:: EXERCISE ::
Of all the lines in the data below, how many contain "Model"? Report that number alone.

:: GIVEN ENTRIES ::
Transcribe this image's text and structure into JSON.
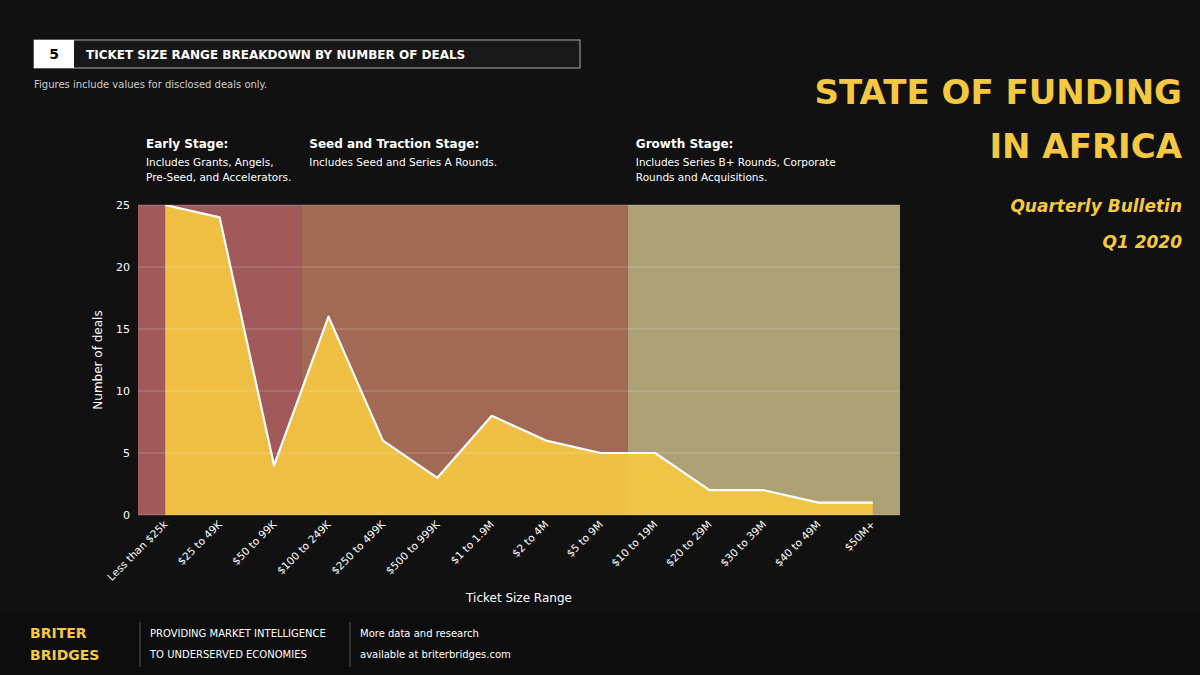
{
  "chart_data": {
    "type": "area",
    "title": "TICKET SIZE RANGE BREAKDOWN BY NUMBER OF DEALS",
    "chart_number": "5",
    "footnote": "Figures  include values for disclosed deals only.",
    "headline": [
      "STATE OF FUNDING",
      "IN AFRICA"
    ],
    "subtitle": [
      "Quarterly Bulletin",
      "Q1 2020"
    ],
    "categories": [
      "Less than $25k",
      "$25 to 49K",
      "$50 to 99K",
      "$100 to 249K",
      "$250 to 499K",
      "$500 to 999K",
      "$1 to 1.9M",
      "$2 to 4M",
      "$5 to 9M",
      "$10 to 19M",
      "$20 to 29M",
      "$30 to 39M",
      "$40 to 49M",
      "$50M+"
    ],
    "values": [
      25,
      24,
      4,
      16,
      6,
      3,
      8,
      6,
      5,
      5,
      2,
      2,
      1,
      1
    ],
    "color": "#f5c842",
    "xlabel": "Ticket Size Range",
    "ylabel": "Number of deals",
    "ylim": [
      0,
      25
    ],
    "yticks": [
      0,
      5,
      10,
      15,
      20,
      25
    ],
    "grid": true,
    "stages": [
      {
        "name": "Early Stage:",
        "description": [
          "Includes Grants, Angels,",
          "Pre-Seed, and Accelerators."
        ],
        "from": "Less than $25k",
        "to": "$50 to 99K",
        "color": "#e07878"
      },
      {
        "name": "Seed and Traction Stage:",
        "description": [
          "Includes Seed and Series A Rounds."
        ],
        "from": "$100 to 249K",
        "to": "$5 to 9M",
        "color": "#e09070"
      },
      {
        "name": "Growth Stage:",
        "description": [
          "Includes Series B+ Rounds, Corporate",
          "Rounds and Acquisitions."
        ],
        "from": "$10 to 19M",
        "to": "$50M+",
        "color": "#f0dda0"
      }
    ],
    "branding": [
      "BRITER",
      "BRIDGES",
      "PROVIDING MARKET INTELLIGENCE",
      "TO UNDERSERVED ECONOMIES",
      "More data and research",
      "available at briterbridges.com"
    ]
  }
}
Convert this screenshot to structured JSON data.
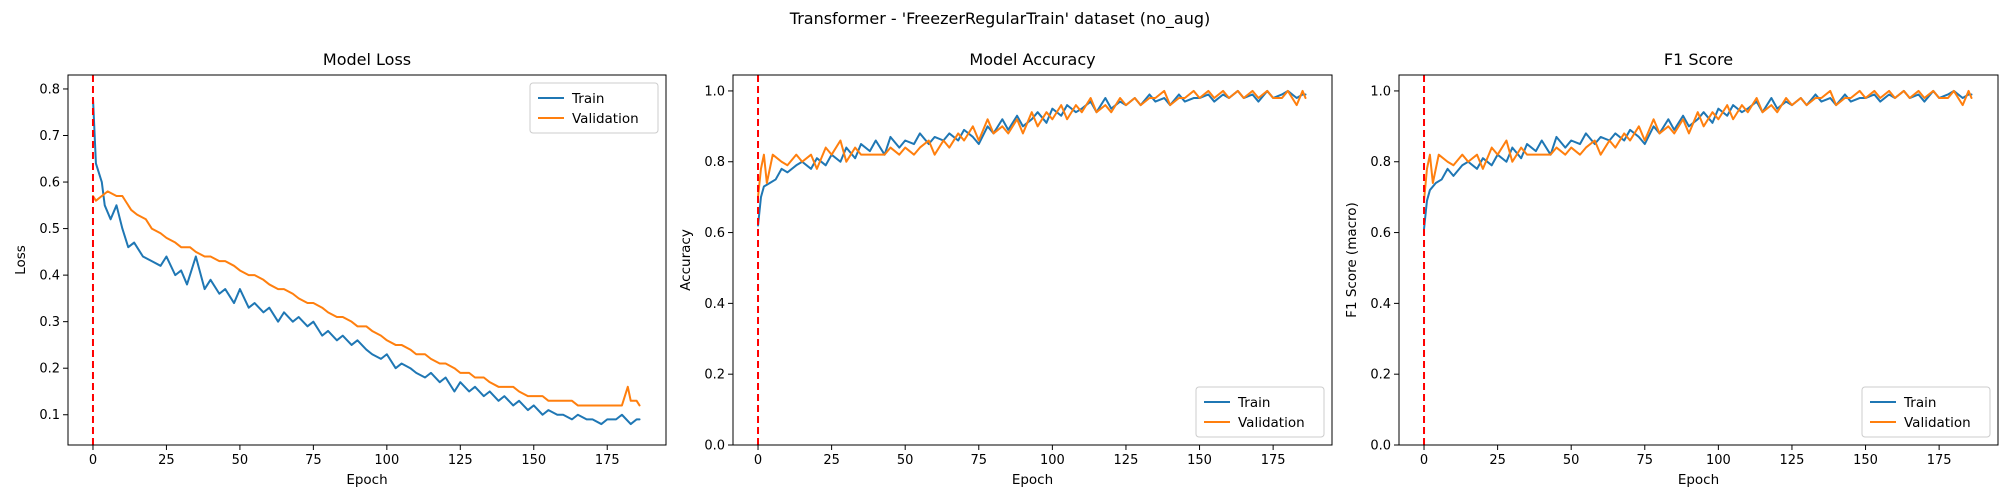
{
  "figure": {
    "suptitle": "Transformer - 'FreezerRegularTrain' dataset (no_aug)"
  },
  "colors": {
    "train": "#1f77b4",
    "validation": "#ff7f0e",
    "marker_line": "#ff0000",
    "axes": "#000000"
  },
  "chart_data": [
    {
      "type": "line",
      "title": "Model Loss",
      "xlabel": "Epoch",
      "ylabel": "Loss",
      "xlim": [
        -8.5,
        195
      ],
      "ylim": [
        0.035,
        0.83
      ],
      "xticks": [
        0,
        25,
        50,
        75,
        100,
        125,
        150,
        175
      ],
      "yticks": [
        0.1,
        0.2,
        0.3,
        0.4,
        0.5,
        0.6,
        0.7,
        0.8
      ],
      "tick_decimals": 1,
      "vline_x": 0,
      "legend": "top-right",
      "grid": false,
      "series": [
        {
          "name": "Train",
          "x": [
            0,
            1,
            3,
            4,
            6,
            8,
            10,
            12,
            14,
            17,
            20,
            23,
            25,
            28,
            30,
            32,
            35,
            38,
            40,
            43,
            45,
            48,
            50,
            53,
            55,
            58,
            60,
            63,
            65,
            68,
            70,
            73,
            75,
            78,
            80,
            83,
            85,
            88,
            90,
            93,
            95,
            98,
            100,
            103,
            105,
            108,
            110,
            113,
            115,
            118,
            120,
            123,
            125,
            128,
            130,
            133,
            135,
            138,
            140,
            143,
            145,
            148,
            150,
            153,
            155,
            158,
            160,
            163,
            165,
            168,
            170,
            173,
            175,
            178,
            180,
            183,
            185,
            186
          ],
          "values": [
            0.78,
            0.64,
            0.6,
            0.55,
            0.52,
            0.55,
            0.5,
            0.46,
            0.47,
            0.44,
            0.43,
            0.42,
            0.44,
            0.4,
            0.41,
            0.38,
            0.44,
            0.37,
            0.39,
            0.36,
            0.37,
            0.34,
            0.37,
            0.33,
            0.34,
            0.32,
            0.33,
            0.3,
            0.32,
            0.3,
            0.31,
            0.29,
            0.3,
            0.27,
            0.28,
            0.26,
            0.27,
            0.25,
            0.26,
            0.24,
            0.23,
            0.22,
            0.23,
            0.2,
            0.21,
            0.2,
            0.19,
            0.18,
            0.19,
            0.17,
            0.18,
            0.15,
            0.17,
            0.15,
            0.16,
            0.14,
            0.15,
            0.13,
            0.14,
            0.12,
            0.13,
            0.11,
            0.12,
            0.1,
            0.11,
            0.1,
            0.1,
            0.09,
            0.1,
            0.09,
            0.09,
            0.08,
            0.09,
            0.09,
            0.1,
            0.08,
            0.09,
            0.09
          ]
        },
        {
          "name": "Validation",
          "x": [
            0,
            1,
            3,
            5,
            8,
            10,
            13,
            15,
            18,
            20,
            23,
            25,
            28,
            30,
            33,
            35,
            38,
            40,
            43,
            45,
            48,
            50,
            53,
            55,
            58,
            60,
            63,
            65,
            68,
            70,
            73,
            75,
            78,
            80,
            83,
            85,
            88,
            90,
            93,
            95,
            98,
            100,
            103,
            105,
            108,
            110,
            113,
            115,
            118,
            120,
            123,
            125,
            128,
            130,
            133,
            135,
            138,
            140,
            143,
            145,
            148,
            150,
            153,
            155,
            158,
            160,
            163,
            165,
            168,
            170,
            173,
            175,
            178,
            180,
            182,
            183,
            185,
            186
          ],
          "values": [
            0.57,
            0.56,
            0.57,
            0.58,
            0.57,
            0.57,
            0.54,
            0.53,
            0.52,
            0.5,
            0.49,
            0.48,
            0.47,
            0.46,
            0.46,
            0.45,
            0.44,
            0.44,
            0.43,
            0.43,
            0.42,
            0.41,
            0.4,
            0.4,
            0.39,
            0.38,
            0.37,
            0.37,
            0.36,
            0.35,
            0.34,
            0.34,
            0.33,
            0.32,
            0.31,
            0.31,
            0.3,
            0.29,
            0.29,
            0.28,
            0.27,
            0.26,
            0.25,
            0.25,
            0.24,
            0.23,
            0.23,
            0.22,
            0.21,
            0.21,
            0.2,
            0.19,
            0.19,
            0.18,
            0.18,
            0.17,
            0.16,
            0.16,
            0.16,
            0.15,
            0.14,
            0.14,
            0.14,
            0.13,
            0.13,
            0.13,
            0.13,
            0.12,
            0.12,
            0.12,
            0.12,
            0.12,
            0.12,
            0.12,
            0.16,
            0.13,
            0.13,
            0.12
          ]
        }
      ]
    },
    {
      "type": "line",
      "title": "Model Accuracy",
      "xlabel": "Epoch",
      "ylabel": "Accuracy",
      "xlim": [
        -8.5,
        195
      ],
      "ylim": [
        0.0,
        1.045
      ],
      "xticks": [
        0,
        25,
        50,
        75,
        100,
        125,
        150,
        175
      ],
      "yticks": [
        0.0,
        0.2,
        0.4,
        0.6,
        0.8,
        1.0
      ],
      "tick_decimals": 1,
      "vline_x": 0,
      "legend": "bottom-right",
      "grid": false,
      "series": [
        {
          "name": "Train",
          "x": [
            0,
            1,
            2,
            4,
            6,
            8,
            10,
            13,
            15,
            18,
            20,
            23,
            25,
            28,
            30,
            33,
            35,
            38,
            40,
            43,
            45,
            48,
            50,
            53,
            55,
            58,
            60,
            63,
            65,
            68,
            70,
            73,
            75,
            78,
            80,
            83,
            85,
            88,
            90,
            93,
            95,
            98,
            100,
            103,
            105,
            108,
            110,
            113,
            115,
            118,
            120,
            123,
            125,
            128,
            130,
            133,
            135,
            138,
            140,
            143,
            145,
            148,
            150,
            153,
            155,
            158,
            160,
            163,
            165,
            168,
            170,
            173,
            175,
            178,
            180,
            183,
            185,
            186
          ],
          "values": [
            0.62,
            0.7,
            0.73,
            0.74,
            0.75,
            0.78,
            0.77,
            0.79,
            0.8,
            0.78,
            0.81,
            0.79,
            0.82,
            0.8,
            0.84,
            0.81,
            0.85,
            0.83,
            0.86,
            0.82,
            0.87,
            0.84,
            0.86,
            0.85,
            0.88,
            0.85,
            0.87,
            0.86,
            0.88,
            0.86,
            0.89,
            0.87,
            0.85,
            0.9,
            0.88,
            0.92,
            0.89,
            0.93,
            0.9,
            0.92,
            0.94,
            0.91,
            0.95,
            0.93,
            0.96,
            0.94,
            0.95,
            0.97,
            0.94,
            0.98,
            0.95,
            0.97,
            0.96,
            0.98,
            0.96,
            0.99,
            0.97,
            0.98,
            0.96,
            0.99,
            0.97,
            0.98,
            0.98,
            0.99,
            0.97,
            0.99,
            0.98,
            1.0,
            0.98,
            0.99,
            0.97,
            1.0,
            0.98,
            0.99,
            1.0,
            0.98,
            0.99,
            0.99
          ]
        },
        {
          "name": "Validation",
          "x": [
            0,
            1,
            2,
            3,
            5,
            8,
            10,
            13,
            15,
            18,
            20,
            23,
            25,
            28,
            30,
            33,
            35,
            38,
            40,
            43,
            45,
            48,
            50,
            53,
            55,
            58,
            60,
            63,
            65,
            68,
            70,
            73,
            75,
            78,
            80,
            83,
            85,
            88,
            90,
            93,
            95,
            98,
            100,
            103,
            105,
            108,
            110,
            113,
            115,
            118,
            120,
            123,
            125,
            128,
            130,
            133,
            135,
            138,
            140,
            143,
            145,
            148,
            150,
            153,
            155,
            158,
            160,
            163,
            165,
            168,
            170,
            173,
            175,
            178,
            180,
            183,
            185,
            186
          ],
          "values": [
            0.7,
            0.78,
            0.82,
            0.74,
            0.82,
            0.8,
            0.79,
            0.82,
            0.8,
            0.82,
            0.78,
            0.84,
            0.82,
            0.86,
            0.8,
            0.84,
            0.82,
            0.82,
            0.82,
            0.82,
            0.84,
            0.82,
            0.84,
            0.82,
            0.84,
            0.86,
            0.82,
            0.86,
            0.84,
            0.88,
            0.86,
            0.9,
            0.86,
            0.92,
            0.88,
            0.9,
            0.88,
            0.92,
            0.88,
            0.94,
            0.9,
            0.94,
            0.92,
            0.96,
            0.92,
            0.96,
            0.94,
            0.98,
            0.94,
            0.96,
            0.94,
            0.98,
            0.96,
            0.98,
            0.96,
            0.98,
            0.98,
            1.0,
            0.96,
            0.98,
            0.98,
            1.0,
            0.98,
            1.0,
            0.98,
            1.0,
            0.98,
            1.0,
            0.98,
            1.0,
            0.98,
            1.0,
            0.98,
            0.98,
            1.0,
            0.96,
            1.0,
            0.98
          ]
        }
      ]
    },
    {
      "type": "line",
      "title": "F1 Score",
      "xlabel": "Epoch",
      "ylabel": "F1 Score (macro)",
      "xlim": [
        -8.5,
        195
      ],
      "ylim": [
        0.0,
        1.045
      ],
      "xticks": [
        0,
        25,
        50,
        75,
        100,
        125,
        150,
        175
      ],
      "yticks": [
        0.0,
        0.2,
        0.4,
        0.6,
        0.8,
        1.0
      ],
      "tick_decimals": 1,
      "vline_x": 0,
      "legend": "bottom-right",
      "grid": false,
      "series": [
        {
          "name": "Train",
          "x": [
            0,
            1,
            2,
            4,
            6,
            8,
            10,
            13,
            15,
            18,
            20,
            23,
            25,
            28,
            30,
            33,
            35,
            38,
            40,
            43,
            45,
            48,
            50,
            53,
            55,
            58,
            60,
            63,
            65,
            68,
            70,
            73,
            75,
            78,
            80,
            83,
            85,
            88,
            90,
            93,
            95,
            98,
            100,
            103,
            105,
            108,
            110,
            113,
            115,
            118,
            120,
            123,
            125,
            128,
            130,
            133,
            135,
            138,
            140,
            143,
            145,
            148,
            150,
            153,
            155,
            158,
            160,
            163,
            165,
            168,
            170,
            173,
            175,
            178,
            180,
            183,
            185,
            186
          ],
          "values": [
            0.61,
            0.69,
            0.72,
            0.74,
            0.75,
            0.78,
            0.76,
            0.79,
            0.8,
            0.78,
            0.81,
            0.79,
            0.82,
            0.8,
            0.84,
            0.81,
            0.85,
            0.83,
            0.86,
            0.82,
            0.87,
            0.84,
            0.86,
            0.85,
            0.88,
            0.85,
            0.87,
            0.86,
            0.88,
            0.86,
            0.89,
            0.87,
            0.85,
            0.9,
            0.88,
            0.92,
            0.89,
            0.93,
            0.9,
            0.92,
            0.94,
            0.91,
            0.95,
            0.93,
            0.96,
            0.94,
            0.95,
            0.97,
            0.94,
            0.98,
            0.95,
            0.97,
            0.96,
            0.98,
            0.96,
            0.99,
            0.97,
            0.98,
            0.96,
            0.99,
            0.97,
            0.98,
            0.98,
            0.99,
            0.97,
            0.99,
            0.98,
            1.0,
            0.98,
            0.99,
            0.97,
            1.0,
            0.98,
            0.99,
            1.0,
            0.98,
            0.99,
            0.99
          ]
        },
        {
          "name": "Validation",
          "x": [
            0,
            1,
            2,
            3,
            5,
            8,
            10,
            13,
            15,
            18,
            20,
            23,
            25,
            28,
            30,
            33,
            35,
            38,
            40,
            43,
            45,
            48,
            50,
            53,
            55,
            58,
            60,
            63,
            65,
            68,
            70,
            73,
            75,
            78,
            80,
            83,
            85,
            88,
            90,
            93,
            95,
            98,
            100,
            103,
            105,
            108,
            110,
            113,
            115,
            118,
            120,
            123,
            125,
            128,
            130,
            133,
            135,
            138,
            140,
            143,
            145,
            148,
            150,
            153,
            155,
            158,
            160,
            163,
            165,
            168,
            170,
            173,
            175,
            178,
            180,
            183,
            185,
            186
          ],
          "values": [
            0.69,
            0.78,
            0.82,
            0.74,
            0.82,
            0.8,
            0.79,
            0.82,
            0.8,
            0.82,
            0.78,
            0.84,
            0.82,
            0.86,
            0.8,
            0.84,
            0.82,
            0.82,
            0.82,
            0.82,
            0.84,
            0.82,
            0.84,
            0.82,
            0.84,
            0.86,
            0.82,
            0.86,
            0.84,
            0.88,
            0.86,
            0.9,
            0.86,
            0.92,
            0.88,
            0.9,
            0.88,
            0.92,
            0.88,
            0.94,
            0.9,
            0.94,
            0.92,
            0.96,
            0.92,
            0.96,
            0.94,
            0.98,
            0.94,
            0.96,
            0.94,
            0.98,
            0.96,
            0.98,
            0.96,
            0.98,
            0.98,
            1.0,
            0.96,
            0.98,
            0.98,
            1.0,
            0.98,
            1.0,
            0.98,
            1.0,
            0.98,
            1.0,
            0.98,
            1.0,
            0.98,
            1.0,
            0.98,
            0.98,
            1.0,
            0.96,
            1.0,
            0.98
          ]
        }
      ]
    }
  ]
}
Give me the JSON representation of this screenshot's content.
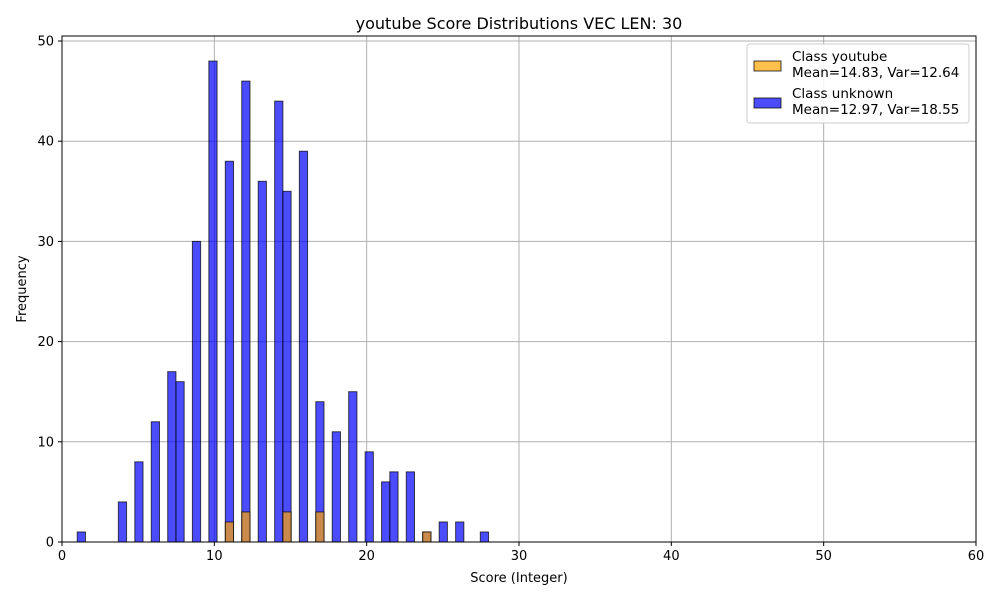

:: WRITTEN REPLY ::
2